■ Task details
In the entries below, find the lines with the word "Self" and copy them.
---------- Records for the task
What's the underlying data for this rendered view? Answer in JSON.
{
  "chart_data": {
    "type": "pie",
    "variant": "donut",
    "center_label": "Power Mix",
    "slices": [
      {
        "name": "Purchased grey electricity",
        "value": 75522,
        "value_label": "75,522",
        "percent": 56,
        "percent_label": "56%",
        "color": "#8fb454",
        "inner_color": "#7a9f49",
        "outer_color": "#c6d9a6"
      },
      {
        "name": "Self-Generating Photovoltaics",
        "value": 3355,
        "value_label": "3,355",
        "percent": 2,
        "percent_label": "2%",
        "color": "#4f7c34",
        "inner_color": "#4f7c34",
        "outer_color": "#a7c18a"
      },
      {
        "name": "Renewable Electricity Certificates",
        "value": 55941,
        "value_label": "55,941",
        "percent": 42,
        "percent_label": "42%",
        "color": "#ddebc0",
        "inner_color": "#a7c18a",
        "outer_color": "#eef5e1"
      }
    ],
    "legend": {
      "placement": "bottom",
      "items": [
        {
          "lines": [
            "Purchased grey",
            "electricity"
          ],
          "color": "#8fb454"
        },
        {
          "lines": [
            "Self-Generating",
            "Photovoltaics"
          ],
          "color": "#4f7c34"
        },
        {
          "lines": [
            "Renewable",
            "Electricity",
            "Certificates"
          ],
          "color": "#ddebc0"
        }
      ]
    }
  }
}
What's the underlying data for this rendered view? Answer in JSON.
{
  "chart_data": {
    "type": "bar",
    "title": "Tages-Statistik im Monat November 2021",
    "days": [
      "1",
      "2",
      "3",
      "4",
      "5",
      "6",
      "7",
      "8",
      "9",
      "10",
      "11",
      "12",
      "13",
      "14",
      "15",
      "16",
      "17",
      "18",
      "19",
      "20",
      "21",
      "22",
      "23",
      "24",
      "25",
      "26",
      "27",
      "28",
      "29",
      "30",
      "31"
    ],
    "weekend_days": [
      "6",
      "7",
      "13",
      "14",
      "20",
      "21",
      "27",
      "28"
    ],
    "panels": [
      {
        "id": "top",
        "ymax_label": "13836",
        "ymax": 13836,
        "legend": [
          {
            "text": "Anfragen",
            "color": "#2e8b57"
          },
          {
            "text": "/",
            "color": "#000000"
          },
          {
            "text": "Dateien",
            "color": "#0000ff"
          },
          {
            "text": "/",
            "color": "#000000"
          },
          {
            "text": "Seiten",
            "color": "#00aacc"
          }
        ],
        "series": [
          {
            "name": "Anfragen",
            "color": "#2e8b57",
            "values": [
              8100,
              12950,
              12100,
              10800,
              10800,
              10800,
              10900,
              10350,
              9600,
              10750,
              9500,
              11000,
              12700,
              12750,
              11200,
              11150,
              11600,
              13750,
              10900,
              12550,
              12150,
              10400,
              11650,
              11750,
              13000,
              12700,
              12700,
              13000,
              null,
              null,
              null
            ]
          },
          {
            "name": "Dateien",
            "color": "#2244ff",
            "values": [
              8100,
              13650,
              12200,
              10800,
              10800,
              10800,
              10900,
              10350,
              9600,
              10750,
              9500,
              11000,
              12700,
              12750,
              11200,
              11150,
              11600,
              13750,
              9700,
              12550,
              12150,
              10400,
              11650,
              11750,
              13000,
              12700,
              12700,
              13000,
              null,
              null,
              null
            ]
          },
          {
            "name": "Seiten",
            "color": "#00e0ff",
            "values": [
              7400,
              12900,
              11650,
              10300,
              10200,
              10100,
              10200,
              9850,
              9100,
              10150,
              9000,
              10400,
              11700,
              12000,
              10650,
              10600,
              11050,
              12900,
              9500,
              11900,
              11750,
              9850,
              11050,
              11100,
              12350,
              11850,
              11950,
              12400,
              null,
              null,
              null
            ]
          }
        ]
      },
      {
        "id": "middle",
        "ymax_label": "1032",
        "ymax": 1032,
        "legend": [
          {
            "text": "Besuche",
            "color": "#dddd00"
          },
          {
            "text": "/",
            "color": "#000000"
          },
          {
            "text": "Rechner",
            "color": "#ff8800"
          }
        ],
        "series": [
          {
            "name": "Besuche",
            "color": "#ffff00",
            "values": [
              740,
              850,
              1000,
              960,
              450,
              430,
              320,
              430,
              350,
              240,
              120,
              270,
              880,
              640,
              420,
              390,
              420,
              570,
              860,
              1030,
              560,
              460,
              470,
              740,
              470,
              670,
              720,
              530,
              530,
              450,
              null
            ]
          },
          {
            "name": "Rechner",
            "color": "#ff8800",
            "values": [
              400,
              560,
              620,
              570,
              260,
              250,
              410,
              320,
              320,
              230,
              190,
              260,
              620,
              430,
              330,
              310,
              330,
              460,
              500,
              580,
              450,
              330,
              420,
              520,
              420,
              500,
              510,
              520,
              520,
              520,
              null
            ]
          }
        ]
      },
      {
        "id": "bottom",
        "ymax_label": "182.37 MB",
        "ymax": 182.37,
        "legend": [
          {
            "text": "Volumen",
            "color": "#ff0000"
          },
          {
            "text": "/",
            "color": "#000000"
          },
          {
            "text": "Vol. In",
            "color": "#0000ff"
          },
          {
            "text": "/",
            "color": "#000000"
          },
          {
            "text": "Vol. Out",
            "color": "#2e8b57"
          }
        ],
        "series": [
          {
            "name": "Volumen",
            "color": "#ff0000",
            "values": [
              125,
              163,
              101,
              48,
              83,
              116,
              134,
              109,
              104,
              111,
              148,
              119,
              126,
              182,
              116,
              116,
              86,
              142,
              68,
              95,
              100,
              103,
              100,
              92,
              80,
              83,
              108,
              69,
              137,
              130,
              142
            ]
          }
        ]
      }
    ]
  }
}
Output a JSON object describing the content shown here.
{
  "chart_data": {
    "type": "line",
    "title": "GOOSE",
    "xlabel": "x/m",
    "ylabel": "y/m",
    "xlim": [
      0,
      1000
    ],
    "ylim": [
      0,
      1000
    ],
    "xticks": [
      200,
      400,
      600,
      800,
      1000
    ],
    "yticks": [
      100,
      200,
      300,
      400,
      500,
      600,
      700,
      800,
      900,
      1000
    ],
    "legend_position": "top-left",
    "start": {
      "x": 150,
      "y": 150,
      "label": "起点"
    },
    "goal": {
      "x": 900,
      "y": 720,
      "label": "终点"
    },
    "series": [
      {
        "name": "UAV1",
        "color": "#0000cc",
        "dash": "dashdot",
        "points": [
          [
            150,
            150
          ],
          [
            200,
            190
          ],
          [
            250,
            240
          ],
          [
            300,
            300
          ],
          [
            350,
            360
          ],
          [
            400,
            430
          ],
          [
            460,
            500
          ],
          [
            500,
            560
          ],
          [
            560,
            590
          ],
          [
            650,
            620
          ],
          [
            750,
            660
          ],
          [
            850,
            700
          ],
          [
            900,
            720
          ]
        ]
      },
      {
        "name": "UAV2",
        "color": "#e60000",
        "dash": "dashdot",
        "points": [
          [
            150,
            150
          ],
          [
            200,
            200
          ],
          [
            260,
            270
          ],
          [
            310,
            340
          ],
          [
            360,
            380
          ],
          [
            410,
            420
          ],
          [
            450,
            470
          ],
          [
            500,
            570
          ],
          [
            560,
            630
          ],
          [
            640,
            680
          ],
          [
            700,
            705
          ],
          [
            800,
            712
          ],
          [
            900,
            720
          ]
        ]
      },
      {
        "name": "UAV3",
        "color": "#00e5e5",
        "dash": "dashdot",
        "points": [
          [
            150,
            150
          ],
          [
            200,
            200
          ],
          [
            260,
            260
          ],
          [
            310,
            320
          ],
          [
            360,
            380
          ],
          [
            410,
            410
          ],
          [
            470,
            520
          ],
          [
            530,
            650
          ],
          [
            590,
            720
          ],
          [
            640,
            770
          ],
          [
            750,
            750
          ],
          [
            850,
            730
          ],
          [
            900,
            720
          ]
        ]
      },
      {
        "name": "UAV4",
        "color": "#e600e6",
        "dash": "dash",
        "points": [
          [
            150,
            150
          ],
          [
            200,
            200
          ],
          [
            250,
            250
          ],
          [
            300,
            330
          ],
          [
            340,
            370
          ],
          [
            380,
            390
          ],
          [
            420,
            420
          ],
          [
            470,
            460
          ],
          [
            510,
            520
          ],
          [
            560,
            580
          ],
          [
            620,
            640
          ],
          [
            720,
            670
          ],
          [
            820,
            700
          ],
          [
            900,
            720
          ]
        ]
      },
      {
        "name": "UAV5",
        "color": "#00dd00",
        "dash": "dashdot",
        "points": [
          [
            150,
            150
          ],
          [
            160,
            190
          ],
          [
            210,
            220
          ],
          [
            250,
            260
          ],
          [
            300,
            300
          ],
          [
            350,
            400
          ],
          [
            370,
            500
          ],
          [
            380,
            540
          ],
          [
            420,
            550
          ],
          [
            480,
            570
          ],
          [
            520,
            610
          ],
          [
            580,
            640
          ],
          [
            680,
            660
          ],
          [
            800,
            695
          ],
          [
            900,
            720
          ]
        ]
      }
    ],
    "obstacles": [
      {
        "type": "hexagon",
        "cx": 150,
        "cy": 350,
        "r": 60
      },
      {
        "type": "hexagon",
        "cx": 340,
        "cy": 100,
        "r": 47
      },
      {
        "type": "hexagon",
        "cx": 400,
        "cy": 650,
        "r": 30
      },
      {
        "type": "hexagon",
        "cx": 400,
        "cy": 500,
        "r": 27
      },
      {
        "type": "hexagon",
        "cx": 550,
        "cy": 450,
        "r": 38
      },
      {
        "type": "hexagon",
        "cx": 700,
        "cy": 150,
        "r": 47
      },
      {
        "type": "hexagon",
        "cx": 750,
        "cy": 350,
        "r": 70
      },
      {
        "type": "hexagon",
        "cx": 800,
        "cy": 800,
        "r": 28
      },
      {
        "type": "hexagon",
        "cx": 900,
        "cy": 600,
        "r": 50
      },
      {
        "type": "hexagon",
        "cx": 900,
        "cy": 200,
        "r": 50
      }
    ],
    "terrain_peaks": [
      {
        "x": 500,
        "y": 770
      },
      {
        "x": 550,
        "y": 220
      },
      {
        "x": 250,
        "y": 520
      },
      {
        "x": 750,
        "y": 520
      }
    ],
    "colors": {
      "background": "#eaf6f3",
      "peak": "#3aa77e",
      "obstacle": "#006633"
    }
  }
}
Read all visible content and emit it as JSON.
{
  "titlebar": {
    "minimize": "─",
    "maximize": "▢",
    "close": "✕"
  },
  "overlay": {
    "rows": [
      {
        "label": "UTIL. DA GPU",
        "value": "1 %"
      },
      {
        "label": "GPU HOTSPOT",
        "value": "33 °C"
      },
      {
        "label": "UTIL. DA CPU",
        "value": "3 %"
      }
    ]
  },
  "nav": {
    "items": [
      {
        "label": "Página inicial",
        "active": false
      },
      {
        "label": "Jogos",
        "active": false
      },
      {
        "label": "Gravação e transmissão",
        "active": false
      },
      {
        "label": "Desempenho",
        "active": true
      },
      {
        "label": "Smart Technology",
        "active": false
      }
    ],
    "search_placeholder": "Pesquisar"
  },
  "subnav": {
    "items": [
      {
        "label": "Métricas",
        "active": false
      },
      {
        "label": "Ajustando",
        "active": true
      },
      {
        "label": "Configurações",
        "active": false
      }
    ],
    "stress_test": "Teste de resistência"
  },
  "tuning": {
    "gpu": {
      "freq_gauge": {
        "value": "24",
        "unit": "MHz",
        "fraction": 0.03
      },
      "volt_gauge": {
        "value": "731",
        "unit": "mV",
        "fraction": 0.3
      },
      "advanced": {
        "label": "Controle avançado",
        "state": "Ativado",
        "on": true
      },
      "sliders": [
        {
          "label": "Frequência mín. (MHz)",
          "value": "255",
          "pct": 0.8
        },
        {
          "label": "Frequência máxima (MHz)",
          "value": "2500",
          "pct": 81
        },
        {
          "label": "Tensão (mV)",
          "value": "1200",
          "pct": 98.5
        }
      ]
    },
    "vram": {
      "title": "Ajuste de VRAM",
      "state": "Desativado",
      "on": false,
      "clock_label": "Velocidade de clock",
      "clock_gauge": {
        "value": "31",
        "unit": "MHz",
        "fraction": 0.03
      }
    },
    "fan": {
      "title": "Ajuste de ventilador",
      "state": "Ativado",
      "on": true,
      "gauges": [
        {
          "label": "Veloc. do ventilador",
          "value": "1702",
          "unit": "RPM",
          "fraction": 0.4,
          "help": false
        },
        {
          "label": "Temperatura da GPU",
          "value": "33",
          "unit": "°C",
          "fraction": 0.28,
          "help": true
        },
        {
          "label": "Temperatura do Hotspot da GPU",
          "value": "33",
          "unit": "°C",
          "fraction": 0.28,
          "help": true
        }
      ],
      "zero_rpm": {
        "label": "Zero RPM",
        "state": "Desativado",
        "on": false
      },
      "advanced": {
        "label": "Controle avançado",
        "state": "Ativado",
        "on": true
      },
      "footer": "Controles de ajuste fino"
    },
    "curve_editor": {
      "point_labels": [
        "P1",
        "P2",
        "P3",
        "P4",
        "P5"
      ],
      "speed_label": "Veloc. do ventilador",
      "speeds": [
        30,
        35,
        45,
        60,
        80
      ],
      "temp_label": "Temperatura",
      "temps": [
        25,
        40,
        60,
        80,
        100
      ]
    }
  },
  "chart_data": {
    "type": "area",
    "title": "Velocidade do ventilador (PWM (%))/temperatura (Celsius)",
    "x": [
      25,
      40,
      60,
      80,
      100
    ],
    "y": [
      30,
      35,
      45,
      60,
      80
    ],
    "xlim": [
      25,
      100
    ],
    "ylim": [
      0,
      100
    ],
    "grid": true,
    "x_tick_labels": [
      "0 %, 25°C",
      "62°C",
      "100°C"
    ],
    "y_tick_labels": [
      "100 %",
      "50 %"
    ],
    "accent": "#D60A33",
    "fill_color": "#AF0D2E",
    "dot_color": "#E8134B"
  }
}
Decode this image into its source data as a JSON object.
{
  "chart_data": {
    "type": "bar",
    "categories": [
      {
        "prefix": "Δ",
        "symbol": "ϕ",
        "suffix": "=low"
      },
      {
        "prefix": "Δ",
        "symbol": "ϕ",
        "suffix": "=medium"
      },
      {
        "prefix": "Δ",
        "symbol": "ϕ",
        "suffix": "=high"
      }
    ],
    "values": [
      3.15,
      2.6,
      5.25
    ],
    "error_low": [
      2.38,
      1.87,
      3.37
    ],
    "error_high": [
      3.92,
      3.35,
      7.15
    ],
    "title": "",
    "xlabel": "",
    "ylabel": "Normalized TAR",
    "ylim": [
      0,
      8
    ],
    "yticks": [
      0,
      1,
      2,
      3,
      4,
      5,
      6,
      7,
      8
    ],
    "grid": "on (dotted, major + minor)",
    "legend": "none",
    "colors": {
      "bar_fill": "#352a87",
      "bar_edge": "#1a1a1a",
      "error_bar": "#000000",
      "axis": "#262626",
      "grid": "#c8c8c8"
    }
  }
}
--------------------
■ Worked answer
        "name": "Self-Generating Photovoltaics",
            "Self-Generating",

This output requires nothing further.